--- EXERCISE MATERIALS ---
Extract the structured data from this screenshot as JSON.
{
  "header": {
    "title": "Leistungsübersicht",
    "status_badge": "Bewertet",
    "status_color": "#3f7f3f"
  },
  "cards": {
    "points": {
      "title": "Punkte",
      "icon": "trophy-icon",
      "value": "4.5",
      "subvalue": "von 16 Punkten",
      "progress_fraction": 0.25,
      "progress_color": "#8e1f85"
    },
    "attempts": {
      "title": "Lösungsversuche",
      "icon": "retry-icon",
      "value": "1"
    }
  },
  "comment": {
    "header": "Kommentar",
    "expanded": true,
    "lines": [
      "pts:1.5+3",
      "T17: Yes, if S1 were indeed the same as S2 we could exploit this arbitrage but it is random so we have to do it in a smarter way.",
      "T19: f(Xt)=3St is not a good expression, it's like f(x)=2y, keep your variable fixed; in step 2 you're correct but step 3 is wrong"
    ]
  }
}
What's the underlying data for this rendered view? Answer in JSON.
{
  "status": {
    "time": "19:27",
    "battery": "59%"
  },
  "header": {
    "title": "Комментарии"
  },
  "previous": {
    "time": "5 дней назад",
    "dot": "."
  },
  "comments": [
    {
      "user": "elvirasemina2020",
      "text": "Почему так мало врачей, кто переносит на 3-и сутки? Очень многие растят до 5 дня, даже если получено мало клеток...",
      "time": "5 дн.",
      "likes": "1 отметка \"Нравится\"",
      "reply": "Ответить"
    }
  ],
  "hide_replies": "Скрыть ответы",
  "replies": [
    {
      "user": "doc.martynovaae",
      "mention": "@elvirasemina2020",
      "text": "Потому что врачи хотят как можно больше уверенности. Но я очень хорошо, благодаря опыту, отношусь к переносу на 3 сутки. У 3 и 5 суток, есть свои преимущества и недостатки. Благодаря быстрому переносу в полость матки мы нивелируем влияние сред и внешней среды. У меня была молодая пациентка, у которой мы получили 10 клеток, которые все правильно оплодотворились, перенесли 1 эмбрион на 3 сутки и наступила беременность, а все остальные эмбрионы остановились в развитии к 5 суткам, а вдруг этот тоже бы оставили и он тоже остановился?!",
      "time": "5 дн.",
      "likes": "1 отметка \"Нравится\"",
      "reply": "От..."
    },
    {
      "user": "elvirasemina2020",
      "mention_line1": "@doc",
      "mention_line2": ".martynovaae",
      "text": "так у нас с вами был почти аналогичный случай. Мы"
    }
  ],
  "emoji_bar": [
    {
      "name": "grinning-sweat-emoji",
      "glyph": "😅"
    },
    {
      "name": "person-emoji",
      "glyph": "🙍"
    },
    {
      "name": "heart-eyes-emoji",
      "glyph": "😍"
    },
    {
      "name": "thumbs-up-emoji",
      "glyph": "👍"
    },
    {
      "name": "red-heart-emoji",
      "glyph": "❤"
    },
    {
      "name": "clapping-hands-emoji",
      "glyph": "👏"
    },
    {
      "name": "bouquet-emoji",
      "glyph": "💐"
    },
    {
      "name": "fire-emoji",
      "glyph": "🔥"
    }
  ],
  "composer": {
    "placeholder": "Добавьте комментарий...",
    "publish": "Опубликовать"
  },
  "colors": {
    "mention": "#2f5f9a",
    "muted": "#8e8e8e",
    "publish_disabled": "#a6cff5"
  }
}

--- WORK INSTRUCTIONS ---
Copy each record from above exactly, and include every line.

--- WRITTEN ANSWER ---
Extract the structured data from this screenshot as JSON.
{
  "header": {
    "title": "Leistungsübersicht",
    "status_badge": "Bewertet",
    "status_color": "#3f7f3f"
  },
  "cards": {
    "points": {
      "title": "Punkte",
      "icon": "trophy-icon",
      "value": "4.5",
      "subvalue": "von 16 Punkten",
      "progress_fraction": 0.25,
      "progress_color": "#8e1f85"
    },
    "attempts": {
      "title": "Lösungsversuche",
      "icon": "retry-icon",
      "value": "1"
    }
  },
  "comment": {
    "header": "Kommentar",
    "expanded": true,
    "lines": [
      "pts:1.5+3",
      "T17: Yes, if S1 were indeed the same as S2 we could exploit this arbitrage but it is random so we have to do it in a smarter way.",
      "T19: f(Xt)=3St is not a good expression, it's like f(x)=2y, keep your variable fixed; in step 2 you're correct but step 3 is wrong"
    ]
  }
}
What's the underlying data for this rendered view? Answer in JSON.
{
  "status": {
    "time": "19:27",
    "battery": "59%"
  },
  "header": {
    "title": "Комментарии"
  },
  "previous": {
    "time": "5 дней назад",
    "dot": "."
  },
  "comments": [
    {
      "user": "elvirasemina2020",
      "text": "Почему так мало врачей, кто переносит на 3-и сутки? Очень многие растят до 5 дня, даже если получено мало клеток...",
      "time": "5 дн.",
      "likes": "1 отметка \"Нравится\"",
      "reply": "Ответить"
    }
  ],
  "hide_replies": "Скрыть ответы",
  "replies": [
    {
      "user": "doc.martynovaae",
      "mention": "@elvirasemina2020",
      "text": "Потому что врачи хотят как можно больше уверенности. Но я очень хорошо, благодаря опыту, отношусь к переносу на 3 сутки. У 3 и 5 суток, есть свои преимущества и недостатки. Благодаря быстрому переносу в полость матки мы нивелируем влияние сред и внешней среды. У меня была молодая пациентка, у которой мы получили 10 клеток, которые все правильно оплодотворились, перенесли 1 эмбрион на 3 сутки и наступила беременность, а все остальные эмбрионы остановились в развитии к 5 суткам, а вдруг этот тоже бы оставили и он тоже остановился?!",
      "time": "5 дн.",
      "likes": "1 отметка \"Нравится\"",
      "reply": "От..."
    },
    {
      "user": "elvirasemina2020",
      "mention_line1": "@doc",
      "mention_line2": ".martynovaae",
      "text": "так у нас с вами был почти аналогичный случай. Мы"
    }
  ],
  "emoji_bar": [
    {
      "name": "grinning-sweat-emoji",
      "glyph": "😅"
    },
    {
      "name": "person-emoji",
      "glyph": "🙍"
    },
    {
      "name": "heart-eyes-emoji",
      "glyph": "😍"
    },
    {
      "name": "thumbs-up-emoji",
      "glyph": "👍"
    },
    {
      "name": "red-heart-emoji",
      "glyph": "❤"
    },
    {
      "name": "clapping-hands-emoji",
      "glyph": "👏"
    },
    {
      "name": "bouquet-emoji",
      "glyph": "💐"
    },
    {
      "name": "fire-emoji",
      "glyph": "🔥"
    }
  ],
  "composer": {
    "placeholder": "Добавьте комментарий...",
    "publish": "Опубликовать"
  },
  "colors": {
    "mention": "#2f5f9a",
    "muted": "#8e8e8e",
    "publish_disabled": "#a6cff5"
  }
}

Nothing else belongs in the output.